[EXERCISE DATA]:
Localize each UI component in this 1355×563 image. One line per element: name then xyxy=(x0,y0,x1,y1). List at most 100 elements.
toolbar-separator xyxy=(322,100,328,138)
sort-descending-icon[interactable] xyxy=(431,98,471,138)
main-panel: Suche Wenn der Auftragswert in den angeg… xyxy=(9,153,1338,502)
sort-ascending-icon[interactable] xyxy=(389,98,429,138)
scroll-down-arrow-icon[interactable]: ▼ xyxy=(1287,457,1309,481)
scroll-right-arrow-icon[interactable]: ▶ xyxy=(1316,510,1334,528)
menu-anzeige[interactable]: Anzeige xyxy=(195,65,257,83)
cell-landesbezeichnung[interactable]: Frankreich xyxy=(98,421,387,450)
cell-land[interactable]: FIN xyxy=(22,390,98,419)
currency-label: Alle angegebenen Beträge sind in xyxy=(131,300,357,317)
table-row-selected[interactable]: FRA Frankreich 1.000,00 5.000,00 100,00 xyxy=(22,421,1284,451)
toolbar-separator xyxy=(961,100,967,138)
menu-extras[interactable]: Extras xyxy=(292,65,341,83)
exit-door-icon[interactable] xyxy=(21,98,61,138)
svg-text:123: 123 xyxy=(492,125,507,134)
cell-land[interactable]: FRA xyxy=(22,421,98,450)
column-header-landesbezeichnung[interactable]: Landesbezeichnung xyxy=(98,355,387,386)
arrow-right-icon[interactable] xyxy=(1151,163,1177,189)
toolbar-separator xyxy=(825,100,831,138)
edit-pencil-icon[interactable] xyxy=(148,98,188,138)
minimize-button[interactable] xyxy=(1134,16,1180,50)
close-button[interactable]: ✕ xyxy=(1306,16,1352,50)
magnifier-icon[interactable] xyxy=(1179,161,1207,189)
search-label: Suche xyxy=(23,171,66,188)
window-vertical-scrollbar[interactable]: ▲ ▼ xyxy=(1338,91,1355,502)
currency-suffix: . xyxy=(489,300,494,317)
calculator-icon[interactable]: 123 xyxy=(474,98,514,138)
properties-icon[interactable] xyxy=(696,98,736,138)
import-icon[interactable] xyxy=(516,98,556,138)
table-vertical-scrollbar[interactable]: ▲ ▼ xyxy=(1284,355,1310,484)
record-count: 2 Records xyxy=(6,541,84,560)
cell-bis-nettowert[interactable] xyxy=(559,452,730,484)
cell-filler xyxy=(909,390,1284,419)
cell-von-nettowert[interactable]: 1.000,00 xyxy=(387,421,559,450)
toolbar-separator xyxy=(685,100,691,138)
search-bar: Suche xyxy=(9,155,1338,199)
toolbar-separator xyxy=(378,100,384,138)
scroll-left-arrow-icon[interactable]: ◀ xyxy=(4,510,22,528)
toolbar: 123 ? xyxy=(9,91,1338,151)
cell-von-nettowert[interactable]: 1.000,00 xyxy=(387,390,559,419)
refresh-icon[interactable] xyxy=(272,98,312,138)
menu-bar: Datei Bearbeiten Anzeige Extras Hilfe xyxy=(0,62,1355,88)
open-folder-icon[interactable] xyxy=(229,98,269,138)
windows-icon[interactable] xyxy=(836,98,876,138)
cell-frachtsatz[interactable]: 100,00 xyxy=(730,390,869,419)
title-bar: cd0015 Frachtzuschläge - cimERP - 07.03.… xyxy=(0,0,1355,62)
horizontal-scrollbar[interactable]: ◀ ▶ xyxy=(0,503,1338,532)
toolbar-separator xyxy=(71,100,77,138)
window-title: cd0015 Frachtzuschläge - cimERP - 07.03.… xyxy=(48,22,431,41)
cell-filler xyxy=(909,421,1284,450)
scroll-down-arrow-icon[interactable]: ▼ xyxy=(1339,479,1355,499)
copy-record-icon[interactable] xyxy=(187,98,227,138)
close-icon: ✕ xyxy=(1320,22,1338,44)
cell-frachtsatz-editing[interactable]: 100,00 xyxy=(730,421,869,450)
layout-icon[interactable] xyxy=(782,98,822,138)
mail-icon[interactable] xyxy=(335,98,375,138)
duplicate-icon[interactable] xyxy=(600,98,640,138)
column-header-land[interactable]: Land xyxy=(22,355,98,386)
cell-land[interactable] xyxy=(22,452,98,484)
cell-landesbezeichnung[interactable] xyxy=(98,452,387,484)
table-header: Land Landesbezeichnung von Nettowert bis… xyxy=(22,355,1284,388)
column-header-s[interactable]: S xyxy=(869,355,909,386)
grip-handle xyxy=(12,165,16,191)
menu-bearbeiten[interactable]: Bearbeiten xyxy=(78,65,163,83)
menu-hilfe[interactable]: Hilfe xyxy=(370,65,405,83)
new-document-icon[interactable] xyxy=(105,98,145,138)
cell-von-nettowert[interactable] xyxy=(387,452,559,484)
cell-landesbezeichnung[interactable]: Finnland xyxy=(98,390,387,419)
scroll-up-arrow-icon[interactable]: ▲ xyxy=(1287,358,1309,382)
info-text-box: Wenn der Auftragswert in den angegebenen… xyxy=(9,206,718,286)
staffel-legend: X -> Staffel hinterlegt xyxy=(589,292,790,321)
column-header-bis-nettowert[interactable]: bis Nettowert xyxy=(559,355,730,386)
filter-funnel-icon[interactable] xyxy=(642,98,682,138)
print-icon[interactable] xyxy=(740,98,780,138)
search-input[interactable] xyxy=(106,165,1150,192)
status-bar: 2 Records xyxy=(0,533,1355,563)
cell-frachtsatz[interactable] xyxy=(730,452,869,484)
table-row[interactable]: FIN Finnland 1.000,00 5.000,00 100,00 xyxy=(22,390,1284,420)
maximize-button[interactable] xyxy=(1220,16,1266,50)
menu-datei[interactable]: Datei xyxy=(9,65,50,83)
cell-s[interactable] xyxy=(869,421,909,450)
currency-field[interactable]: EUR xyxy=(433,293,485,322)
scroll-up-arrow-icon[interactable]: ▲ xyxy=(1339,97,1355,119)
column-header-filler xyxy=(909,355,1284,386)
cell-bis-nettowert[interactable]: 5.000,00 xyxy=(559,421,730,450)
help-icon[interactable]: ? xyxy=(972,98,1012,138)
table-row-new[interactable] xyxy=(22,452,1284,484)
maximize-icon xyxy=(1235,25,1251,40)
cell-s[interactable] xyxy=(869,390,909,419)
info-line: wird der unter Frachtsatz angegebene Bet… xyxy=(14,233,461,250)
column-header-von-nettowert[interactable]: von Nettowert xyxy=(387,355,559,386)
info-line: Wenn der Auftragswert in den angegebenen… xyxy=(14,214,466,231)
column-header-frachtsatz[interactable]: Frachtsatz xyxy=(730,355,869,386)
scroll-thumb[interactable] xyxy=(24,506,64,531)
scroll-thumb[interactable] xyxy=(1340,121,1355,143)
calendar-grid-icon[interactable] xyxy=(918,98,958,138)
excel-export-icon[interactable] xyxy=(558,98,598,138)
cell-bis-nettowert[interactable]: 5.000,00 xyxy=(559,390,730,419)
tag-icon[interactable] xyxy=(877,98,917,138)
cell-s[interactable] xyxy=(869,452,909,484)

[STATED TASK]:
Please convert the records, from the first line up to and including the line containing "cell-land[interactable]: FRA xyxy=(22,421,98,450)", into a Markdown table with the columns Row and Line, leaving out any blank lines.

[SOLVED PROBLEM]:
| Row | Line |
|---|---|
| 1 | Localize each UI component in this 1355×563 image. One line per element: name then xyxy=(x0,y0,x1,y1). List at most 100 elements. |
| 2 | toolbar-separator xyxy=(322,100,328,138) |
| 3 | sort-descending-icon[interactable] xyxy=(431,98,471,138) |
| 4 | main-panel: Suche Wenn der Auftragswert in den angeg… xyxy=(9,153,1338,502) |
| 5 | sort-ascending-icon[interactable] xyxy=(389,98,429,138) |
| 6 | scroll-down-arrow-icon[interactable]: ▼ xyxy=(1287,457,1309,481) |
| 7 | scroll-right-arrow-icon[interactable]: ▶ xyxy=(1316,510,1334,528) |
| 8 | menu-anzeige[interactable]: Anzeige xyxy=(195,65,257,83) |
| 9 | cell-landesbezeichnung[interactable]: Frankreich xyxy=(98,421,387,450) |
| 10 | cell-land[interactable]: FIN xyxy=(22,390,98,419) |
| 11 | currency-label: Alle angegebenen Beträge sind in xyxy=(131,300,357,317) |
| 12 | table-row-selected[interactable]: FRA Frankreich 1.000,00 5.000,00 100,00 xyxy=(22,421,1284,451) |
| 13 | toolbar-separator xyxy=(961,100,967,138) |
| 14 | menu-extras[interactable]: Extras xyxy=(292,65,341,83) |
| 15 | exit-door-icon[interactable] xyxy=(21,98,61,138) |
| 16 | svg-text:123: 123 xyxy=(492,125,507,134) |
| 17 | cell-land[interactable]: FRA xyxy=(22,421,98,450) |